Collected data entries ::
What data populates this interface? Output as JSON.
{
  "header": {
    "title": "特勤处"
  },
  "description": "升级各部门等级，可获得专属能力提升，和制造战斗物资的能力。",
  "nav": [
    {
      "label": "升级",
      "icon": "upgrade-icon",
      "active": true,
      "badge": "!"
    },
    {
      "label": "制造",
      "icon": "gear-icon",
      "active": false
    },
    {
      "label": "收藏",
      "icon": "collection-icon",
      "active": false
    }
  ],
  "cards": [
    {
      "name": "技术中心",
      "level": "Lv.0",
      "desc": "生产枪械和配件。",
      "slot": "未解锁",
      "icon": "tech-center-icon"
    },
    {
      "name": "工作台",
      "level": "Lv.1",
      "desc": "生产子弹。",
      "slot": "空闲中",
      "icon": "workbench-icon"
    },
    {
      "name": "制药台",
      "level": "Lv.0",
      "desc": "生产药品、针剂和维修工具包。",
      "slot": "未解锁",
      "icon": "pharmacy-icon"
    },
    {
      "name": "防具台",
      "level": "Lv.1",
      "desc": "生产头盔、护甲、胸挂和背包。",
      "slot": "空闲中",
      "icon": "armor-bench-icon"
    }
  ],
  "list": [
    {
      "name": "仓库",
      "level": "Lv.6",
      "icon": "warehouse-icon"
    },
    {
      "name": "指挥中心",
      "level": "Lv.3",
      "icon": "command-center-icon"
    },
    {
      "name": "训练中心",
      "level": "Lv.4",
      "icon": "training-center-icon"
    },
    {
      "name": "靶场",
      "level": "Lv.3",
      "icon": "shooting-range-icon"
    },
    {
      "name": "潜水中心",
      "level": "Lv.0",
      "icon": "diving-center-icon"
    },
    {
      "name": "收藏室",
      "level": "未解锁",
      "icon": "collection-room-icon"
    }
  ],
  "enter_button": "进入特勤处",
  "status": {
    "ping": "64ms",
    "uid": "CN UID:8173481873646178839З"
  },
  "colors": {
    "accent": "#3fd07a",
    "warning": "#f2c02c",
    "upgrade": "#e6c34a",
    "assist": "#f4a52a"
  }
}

* * *

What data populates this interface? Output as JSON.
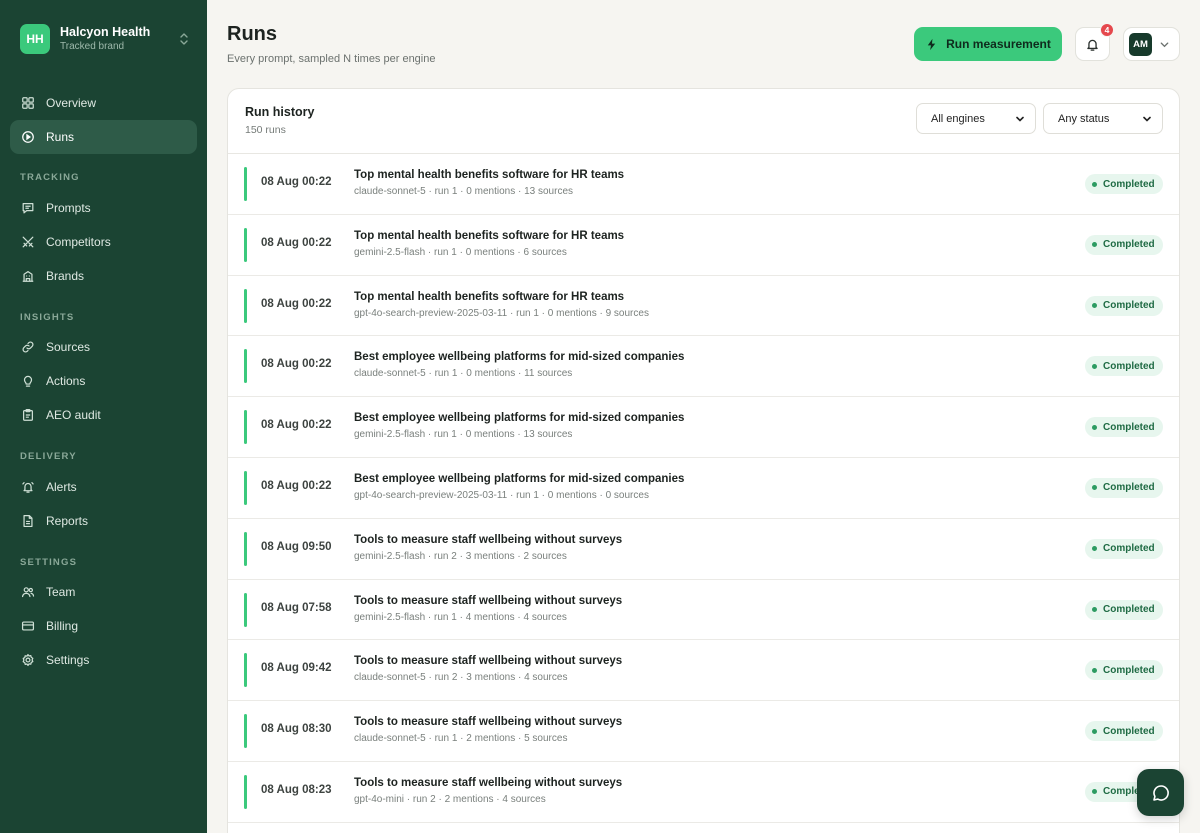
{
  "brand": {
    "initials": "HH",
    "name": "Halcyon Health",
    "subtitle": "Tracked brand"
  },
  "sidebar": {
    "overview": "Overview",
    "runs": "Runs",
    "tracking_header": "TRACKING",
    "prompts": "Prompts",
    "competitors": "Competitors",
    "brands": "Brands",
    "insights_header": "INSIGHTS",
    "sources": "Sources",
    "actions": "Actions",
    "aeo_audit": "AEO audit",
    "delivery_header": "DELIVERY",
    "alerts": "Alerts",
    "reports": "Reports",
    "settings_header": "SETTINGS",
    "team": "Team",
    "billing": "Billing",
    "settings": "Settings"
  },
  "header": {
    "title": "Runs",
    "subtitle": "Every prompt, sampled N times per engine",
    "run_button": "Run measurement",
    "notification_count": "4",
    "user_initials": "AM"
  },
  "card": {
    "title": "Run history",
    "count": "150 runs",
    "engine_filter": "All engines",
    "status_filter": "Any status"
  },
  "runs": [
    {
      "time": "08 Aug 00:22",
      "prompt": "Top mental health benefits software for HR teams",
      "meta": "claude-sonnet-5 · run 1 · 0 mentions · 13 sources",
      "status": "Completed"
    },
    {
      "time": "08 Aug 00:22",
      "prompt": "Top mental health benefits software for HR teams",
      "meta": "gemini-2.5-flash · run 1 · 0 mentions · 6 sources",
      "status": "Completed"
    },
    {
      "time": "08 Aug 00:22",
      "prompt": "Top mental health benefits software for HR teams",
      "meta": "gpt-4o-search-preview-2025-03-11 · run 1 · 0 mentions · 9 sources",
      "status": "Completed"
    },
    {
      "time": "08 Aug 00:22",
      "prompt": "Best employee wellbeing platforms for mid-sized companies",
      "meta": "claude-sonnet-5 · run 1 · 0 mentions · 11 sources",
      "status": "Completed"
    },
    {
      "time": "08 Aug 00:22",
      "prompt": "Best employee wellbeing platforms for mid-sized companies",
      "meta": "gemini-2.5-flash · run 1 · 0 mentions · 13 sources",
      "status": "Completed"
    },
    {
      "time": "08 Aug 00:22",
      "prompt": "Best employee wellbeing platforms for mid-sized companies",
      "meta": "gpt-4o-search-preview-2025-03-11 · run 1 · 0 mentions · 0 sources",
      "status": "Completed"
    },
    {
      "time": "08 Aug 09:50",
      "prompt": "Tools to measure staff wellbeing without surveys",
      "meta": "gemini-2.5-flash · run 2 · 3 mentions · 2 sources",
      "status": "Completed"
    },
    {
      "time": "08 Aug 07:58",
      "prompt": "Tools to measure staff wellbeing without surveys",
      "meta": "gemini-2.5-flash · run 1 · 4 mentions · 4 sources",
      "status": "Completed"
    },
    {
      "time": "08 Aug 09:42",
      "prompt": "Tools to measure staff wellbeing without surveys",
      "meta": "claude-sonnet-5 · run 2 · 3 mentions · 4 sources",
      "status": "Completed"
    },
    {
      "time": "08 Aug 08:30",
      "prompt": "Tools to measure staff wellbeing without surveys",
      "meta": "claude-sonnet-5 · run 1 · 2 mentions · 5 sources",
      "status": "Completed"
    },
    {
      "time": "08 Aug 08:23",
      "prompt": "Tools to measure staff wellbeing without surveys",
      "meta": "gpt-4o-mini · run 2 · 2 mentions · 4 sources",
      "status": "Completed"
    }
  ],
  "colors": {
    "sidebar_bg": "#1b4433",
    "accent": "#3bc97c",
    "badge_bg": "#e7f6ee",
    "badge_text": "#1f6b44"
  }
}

Written instruction :: Take every line from the data that contains the word "preview".

Final result ::
      "meta": "gpt-4o-search-preview-2025-03-11 · run 1 · 0 mentions · 9 sources",
      "meta": "gpt-4o-search-preview-2025-03-11 · run 1 · 0 mentions · 0 sources",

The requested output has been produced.